Collect all lines containing the word "методов" from the data.
## begin DATASET RECORDS
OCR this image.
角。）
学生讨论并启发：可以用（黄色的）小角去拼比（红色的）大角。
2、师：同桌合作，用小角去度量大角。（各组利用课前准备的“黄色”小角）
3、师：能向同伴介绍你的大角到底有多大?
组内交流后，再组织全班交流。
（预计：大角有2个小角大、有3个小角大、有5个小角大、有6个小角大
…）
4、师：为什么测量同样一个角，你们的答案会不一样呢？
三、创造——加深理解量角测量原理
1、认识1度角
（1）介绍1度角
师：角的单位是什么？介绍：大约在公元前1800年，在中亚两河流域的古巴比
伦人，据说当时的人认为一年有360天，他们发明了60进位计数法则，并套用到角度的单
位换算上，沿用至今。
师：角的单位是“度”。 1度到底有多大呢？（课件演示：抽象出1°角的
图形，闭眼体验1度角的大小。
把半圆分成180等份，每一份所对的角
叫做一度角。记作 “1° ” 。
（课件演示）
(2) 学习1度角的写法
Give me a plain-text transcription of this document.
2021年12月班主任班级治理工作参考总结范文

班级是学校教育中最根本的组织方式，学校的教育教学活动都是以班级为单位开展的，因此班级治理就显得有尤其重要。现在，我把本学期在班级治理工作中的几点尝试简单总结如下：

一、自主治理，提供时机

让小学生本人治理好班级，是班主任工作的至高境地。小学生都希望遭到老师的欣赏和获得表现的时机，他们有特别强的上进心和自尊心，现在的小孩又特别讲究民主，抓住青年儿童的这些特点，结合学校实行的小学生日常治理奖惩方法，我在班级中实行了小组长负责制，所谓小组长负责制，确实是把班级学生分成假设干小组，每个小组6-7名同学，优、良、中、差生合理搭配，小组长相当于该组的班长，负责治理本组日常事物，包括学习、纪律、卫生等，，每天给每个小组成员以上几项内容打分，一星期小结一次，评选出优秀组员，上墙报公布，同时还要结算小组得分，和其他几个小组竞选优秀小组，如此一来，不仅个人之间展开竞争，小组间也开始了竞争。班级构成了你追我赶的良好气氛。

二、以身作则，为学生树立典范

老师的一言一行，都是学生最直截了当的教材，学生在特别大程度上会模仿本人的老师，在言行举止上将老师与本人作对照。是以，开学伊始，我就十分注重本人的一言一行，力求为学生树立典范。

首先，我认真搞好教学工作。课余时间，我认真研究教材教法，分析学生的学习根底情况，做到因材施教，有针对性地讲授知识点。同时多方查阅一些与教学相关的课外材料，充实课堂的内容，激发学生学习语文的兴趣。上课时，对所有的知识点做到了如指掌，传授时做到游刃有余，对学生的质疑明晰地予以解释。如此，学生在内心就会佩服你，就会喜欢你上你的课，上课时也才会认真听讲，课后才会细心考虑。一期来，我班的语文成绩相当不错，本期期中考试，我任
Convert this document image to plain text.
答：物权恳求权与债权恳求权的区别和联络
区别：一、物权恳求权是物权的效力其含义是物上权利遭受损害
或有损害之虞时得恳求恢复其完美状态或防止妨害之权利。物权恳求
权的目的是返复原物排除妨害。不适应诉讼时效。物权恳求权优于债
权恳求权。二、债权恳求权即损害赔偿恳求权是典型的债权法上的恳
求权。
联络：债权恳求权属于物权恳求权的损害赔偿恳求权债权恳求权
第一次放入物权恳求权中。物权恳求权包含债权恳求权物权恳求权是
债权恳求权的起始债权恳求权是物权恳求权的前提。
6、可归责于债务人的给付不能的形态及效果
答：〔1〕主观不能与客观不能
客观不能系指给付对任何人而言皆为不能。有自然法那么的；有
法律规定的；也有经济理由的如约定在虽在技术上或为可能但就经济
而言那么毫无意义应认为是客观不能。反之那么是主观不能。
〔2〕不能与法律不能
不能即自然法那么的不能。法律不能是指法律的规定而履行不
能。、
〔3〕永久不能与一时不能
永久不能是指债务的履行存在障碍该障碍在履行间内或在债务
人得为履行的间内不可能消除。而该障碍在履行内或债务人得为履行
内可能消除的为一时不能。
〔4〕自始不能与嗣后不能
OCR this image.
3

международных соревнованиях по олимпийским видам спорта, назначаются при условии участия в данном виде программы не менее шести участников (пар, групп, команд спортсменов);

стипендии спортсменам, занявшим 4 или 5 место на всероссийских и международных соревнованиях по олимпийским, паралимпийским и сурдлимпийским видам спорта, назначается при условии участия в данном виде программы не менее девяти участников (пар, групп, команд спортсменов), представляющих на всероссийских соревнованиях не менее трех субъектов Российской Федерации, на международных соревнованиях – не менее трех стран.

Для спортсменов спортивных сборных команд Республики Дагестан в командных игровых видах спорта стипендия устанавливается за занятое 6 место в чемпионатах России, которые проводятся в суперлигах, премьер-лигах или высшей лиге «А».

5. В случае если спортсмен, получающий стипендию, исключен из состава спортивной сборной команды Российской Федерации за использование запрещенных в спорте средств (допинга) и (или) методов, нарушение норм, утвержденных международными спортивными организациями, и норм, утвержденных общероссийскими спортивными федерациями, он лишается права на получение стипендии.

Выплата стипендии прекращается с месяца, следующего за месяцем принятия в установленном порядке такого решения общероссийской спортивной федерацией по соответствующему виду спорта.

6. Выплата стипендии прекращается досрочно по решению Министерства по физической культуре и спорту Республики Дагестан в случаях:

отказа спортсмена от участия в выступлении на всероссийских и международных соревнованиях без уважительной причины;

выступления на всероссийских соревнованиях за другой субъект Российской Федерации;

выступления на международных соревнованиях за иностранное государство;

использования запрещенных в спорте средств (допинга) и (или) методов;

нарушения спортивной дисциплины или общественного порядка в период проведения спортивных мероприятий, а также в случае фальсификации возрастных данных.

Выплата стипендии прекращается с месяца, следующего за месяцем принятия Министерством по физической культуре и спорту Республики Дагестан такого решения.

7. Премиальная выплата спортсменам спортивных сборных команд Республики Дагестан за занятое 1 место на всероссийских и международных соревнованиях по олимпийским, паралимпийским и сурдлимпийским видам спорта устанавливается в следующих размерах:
## end DATASET RECORDS
▶ **EXPECTED ANSWER**
5. В случае если спортсмен, получающий стипендию, исключен из состава спортивной сборной команды Российской Федерации за использование запрещенных в спорте средств (допинга) и (или) методов, нарушение норм, утвержденных международными спортивными организациями, и норм, утвержденных общероссийскими спортивными федерациями, он лишается права на получение стипендии.
использования запрещенных в спорте средств (допинга) и (или) методов;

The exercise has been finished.